▸ **Exercise prompt**
Report, word for word, every line of the material that contains "impact".

▸ **Exercise materials**
★ ★ ★

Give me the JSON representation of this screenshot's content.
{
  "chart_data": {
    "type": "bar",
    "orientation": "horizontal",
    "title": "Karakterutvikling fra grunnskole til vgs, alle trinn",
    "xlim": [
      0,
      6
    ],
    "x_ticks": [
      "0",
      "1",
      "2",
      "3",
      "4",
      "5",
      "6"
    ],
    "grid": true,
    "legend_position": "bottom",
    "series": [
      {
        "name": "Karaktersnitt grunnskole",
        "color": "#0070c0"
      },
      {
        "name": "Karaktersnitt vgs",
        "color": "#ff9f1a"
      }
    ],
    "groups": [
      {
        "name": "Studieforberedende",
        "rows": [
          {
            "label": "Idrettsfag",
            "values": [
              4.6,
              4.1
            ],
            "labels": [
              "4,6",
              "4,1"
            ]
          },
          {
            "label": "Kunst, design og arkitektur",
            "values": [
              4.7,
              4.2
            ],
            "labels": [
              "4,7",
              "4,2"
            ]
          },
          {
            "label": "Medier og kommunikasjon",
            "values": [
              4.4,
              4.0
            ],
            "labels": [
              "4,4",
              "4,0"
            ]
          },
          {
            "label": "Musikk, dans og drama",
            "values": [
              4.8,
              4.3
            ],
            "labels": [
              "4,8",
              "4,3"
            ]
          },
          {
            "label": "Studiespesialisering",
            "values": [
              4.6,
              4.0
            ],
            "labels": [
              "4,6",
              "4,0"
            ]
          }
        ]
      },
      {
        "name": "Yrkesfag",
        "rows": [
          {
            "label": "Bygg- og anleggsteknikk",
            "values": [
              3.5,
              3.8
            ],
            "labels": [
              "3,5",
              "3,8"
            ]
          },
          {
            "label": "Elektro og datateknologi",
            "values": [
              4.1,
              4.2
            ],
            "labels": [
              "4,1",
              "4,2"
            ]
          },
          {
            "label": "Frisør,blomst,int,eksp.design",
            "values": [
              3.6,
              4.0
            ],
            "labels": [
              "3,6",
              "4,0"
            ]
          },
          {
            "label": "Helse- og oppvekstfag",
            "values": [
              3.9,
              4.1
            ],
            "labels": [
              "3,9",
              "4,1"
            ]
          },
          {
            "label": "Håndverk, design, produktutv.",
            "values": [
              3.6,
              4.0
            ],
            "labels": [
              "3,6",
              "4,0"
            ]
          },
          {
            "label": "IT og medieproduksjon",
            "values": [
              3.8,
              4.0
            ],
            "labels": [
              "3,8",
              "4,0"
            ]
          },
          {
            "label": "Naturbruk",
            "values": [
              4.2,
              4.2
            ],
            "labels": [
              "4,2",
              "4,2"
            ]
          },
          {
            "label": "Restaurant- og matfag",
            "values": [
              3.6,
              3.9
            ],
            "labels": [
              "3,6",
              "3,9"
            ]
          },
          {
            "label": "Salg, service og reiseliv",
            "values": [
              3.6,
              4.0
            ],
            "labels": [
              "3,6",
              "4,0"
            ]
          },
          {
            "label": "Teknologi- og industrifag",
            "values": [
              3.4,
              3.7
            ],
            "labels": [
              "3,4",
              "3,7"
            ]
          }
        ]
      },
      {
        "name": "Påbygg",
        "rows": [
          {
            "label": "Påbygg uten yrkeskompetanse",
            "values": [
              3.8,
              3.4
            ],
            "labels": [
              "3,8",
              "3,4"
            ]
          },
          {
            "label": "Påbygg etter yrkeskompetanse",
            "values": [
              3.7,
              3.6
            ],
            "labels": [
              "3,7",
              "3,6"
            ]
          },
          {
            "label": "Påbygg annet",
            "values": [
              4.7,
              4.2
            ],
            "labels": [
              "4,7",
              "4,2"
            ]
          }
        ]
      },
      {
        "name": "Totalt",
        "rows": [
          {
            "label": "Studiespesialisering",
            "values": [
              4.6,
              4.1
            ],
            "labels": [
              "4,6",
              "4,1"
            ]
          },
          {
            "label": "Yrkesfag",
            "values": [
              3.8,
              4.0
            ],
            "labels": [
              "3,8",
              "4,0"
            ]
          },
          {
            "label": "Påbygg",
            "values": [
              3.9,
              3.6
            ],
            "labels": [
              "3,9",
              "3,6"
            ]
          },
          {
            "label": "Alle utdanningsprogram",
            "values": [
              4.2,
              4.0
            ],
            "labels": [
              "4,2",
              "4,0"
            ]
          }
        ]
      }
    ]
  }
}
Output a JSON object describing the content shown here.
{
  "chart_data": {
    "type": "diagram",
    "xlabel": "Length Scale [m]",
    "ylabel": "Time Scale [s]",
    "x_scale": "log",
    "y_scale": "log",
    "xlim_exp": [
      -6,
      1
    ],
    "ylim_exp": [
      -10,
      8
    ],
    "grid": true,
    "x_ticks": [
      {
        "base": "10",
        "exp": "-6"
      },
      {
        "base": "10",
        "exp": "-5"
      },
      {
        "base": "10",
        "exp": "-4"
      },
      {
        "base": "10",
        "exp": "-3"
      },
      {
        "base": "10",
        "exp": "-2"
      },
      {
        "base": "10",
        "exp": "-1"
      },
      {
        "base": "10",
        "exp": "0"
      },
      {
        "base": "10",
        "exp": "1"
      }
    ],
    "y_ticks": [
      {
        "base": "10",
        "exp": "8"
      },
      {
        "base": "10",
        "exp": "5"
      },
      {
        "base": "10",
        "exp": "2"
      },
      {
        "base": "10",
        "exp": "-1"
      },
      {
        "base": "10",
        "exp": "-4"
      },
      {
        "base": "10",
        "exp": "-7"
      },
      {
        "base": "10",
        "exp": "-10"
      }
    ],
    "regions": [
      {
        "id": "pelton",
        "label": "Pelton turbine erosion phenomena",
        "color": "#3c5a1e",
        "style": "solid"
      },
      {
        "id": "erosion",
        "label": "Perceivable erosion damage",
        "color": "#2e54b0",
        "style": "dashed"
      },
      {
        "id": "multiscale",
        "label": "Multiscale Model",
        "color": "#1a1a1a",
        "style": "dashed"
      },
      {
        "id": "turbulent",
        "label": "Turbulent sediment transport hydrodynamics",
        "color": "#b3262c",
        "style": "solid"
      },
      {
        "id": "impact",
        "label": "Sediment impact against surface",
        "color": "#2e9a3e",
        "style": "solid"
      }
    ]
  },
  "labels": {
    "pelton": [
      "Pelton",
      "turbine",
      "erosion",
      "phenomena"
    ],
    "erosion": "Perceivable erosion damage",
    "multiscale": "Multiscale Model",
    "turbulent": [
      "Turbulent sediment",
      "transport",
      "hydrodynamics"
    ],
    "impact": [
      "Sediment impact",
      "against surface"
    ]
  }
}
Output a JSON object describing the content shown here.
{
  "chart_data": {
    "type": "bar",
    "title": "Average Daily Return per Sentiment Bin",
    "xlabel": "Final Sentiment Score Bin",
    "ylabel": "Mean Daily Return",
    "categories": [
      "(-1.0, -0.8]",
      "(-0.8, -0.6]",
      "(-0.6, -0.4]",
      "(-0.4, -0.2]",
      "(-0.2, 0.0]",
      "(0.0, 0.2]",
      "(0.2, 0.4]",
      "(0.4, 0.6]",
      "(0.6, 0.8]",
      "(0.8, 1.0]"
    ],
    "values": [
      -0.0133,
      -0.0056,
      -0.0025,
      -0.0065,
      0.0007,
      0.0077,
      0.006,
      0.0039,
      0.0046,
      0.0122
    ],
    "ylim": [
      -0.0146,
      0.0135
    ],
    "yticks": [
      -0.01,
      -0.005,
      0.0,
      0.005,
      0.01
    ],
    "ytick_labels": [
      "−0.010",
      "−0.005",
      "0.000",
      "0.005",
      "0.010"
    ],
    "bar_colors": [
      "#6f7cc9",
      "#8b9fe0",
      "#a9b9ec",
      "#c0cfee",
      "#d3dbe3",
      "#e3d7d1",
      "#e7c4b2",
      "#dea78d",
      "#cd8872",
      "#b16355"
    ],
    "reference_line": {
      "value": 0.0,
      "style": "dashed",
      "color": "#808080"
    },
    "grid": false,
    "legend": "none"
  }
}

★ ★ ★

▸ **The solution**
        "id": "impact",
        "label": "Sediment impact against surface",
    "impact": [
      "Sediment impact",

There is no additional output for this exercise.